Study questions:
1) In the article on the film The Long Goodbye, to what time and place was the story's setting moved?
2) Resume the article on the film The Long Goodbye after its final sentence.

Provided text:
- Theatrical release poster
- Directed by: Robert Altman
- Screenplay by: Leigh Brackett
- Based on: The Long Goodbye by Raymond Chandler
- Produced by: Jerry Bick
- Starring: Elliott Gould Nina van Pallandt Sterling Hayden
- Cinematography: Vilmos Zsigmond
- Edited by: Lou Lombardo
- Music by: John Williams
- Production company: Lion's Gate Films
- Distributed by: United Artists
- Release date: March 7, 1973;
- Running time: 112 minutes
- Country: United States
- Language: English
- Budget: $1.7 million
- Box office: $959,000

= The Long Goodbye (film) =

1973 film by Robert Altman

The Long Goodbye is a 1973 American satirical neo-noir film directed by Robert Altman, adapted by Leigh Brackett from Raymond Chandler's 1953 novel of the same name. The film stars Elliott Gould as Philip Marlowe along with Nina van Pallandt, Sterling Hayden, Mark Rydell, Henry Gibson, David Arkin, and Jim Bouton, and has an early, uncredited appearance by Arnold Schwarzenegger.

The story's setting was moved from the 1940s to 1970s Hollywood. The film has been called "a study of a moral and decent man cast adrift in a selfish, self-obsessed society where lives can be thrown away without a backward glance ... and any notions of friendship and loyalty are meaningless."

Provided information:
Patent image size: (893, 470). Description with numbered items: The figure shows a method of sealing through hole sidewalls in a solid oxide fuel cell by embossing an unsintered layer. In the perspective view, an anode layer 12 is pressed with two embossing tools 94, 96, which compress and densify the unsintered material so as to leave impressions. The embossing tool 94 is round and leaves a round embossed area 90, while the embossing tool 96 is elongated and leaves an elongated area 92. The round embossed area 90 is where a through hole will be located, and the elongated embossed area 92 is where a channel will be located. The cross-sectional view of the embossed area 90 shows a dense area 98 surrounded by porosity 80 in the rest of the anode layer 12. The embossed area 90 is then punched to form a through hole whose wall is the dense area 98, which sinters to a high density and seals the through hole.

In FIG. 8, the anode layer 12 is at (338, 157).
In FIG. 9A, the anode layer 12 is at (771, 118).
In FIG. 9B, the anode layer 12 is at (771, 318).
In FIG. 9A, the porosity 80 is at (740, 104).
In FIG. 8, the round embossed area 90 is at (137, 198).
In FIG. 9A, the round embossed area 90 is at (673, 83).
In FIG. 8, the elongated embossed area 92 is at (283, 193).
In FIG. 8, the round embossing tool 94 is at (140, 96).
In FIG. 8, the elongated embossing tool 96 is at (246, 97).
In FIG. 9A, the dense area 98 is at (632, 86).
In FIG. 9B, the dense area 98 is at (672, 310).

Outputs for the tasks:
1) 1970s Hollywood

2)
United Artists released the film on March 7, 1973. It received mixed to positive reviews upon release, but its critical assessment has grown over time. In 2021, the Library of Congress selected the film for preservation in the United States National Film Registry as "culturally, historically, or aesthetically significant".

== Plot ==
Terry Lennox shows up at the Los Angeles apartment of his close friend, down-on-his-luck private eye Philip Marlowe, claiming he is in trouble and asking for a ride to Tijuana, Mexico. Returning from Tijuana, Marlowe learns that Terry's wife, Sylvia, was murdered. He is arrested on suspicion of being an accomplice, but soon released after Mexican authorities report that Terry has committed suicide in Mexico and admitted to killing his wife in a suicide note. Marlowe refuses to believe Terry was guilty.

Meanwhile, Eileen Wade hires Marlowe to find her missing husband, macho, alcoholic, and self-destructive novelist Roger Wade. Marlowe learns that the Wades were the Lennoxes' neighbors in Malibu Colony. He finds Roger at a rehab clinic and brings him home, but before they leave, the clinician, Dr. Verringer, demands payment for his services and vows to see Roger again.

Local gangster Marty Augustine and his henchmen rough Marlowe up at his apartment and demand that he help recover $355,000 that Terry was hired to deliver to Augustine's associates in Mexico City. Once they leave, Marlowe follows them to the Wades' house, where he sees Eileen and Augustine having a heated conversation. This leads him to conclude that the Wades are connected to the Lennoxes' deaths. He later learns that Roger owes Augustine a significant sum of money.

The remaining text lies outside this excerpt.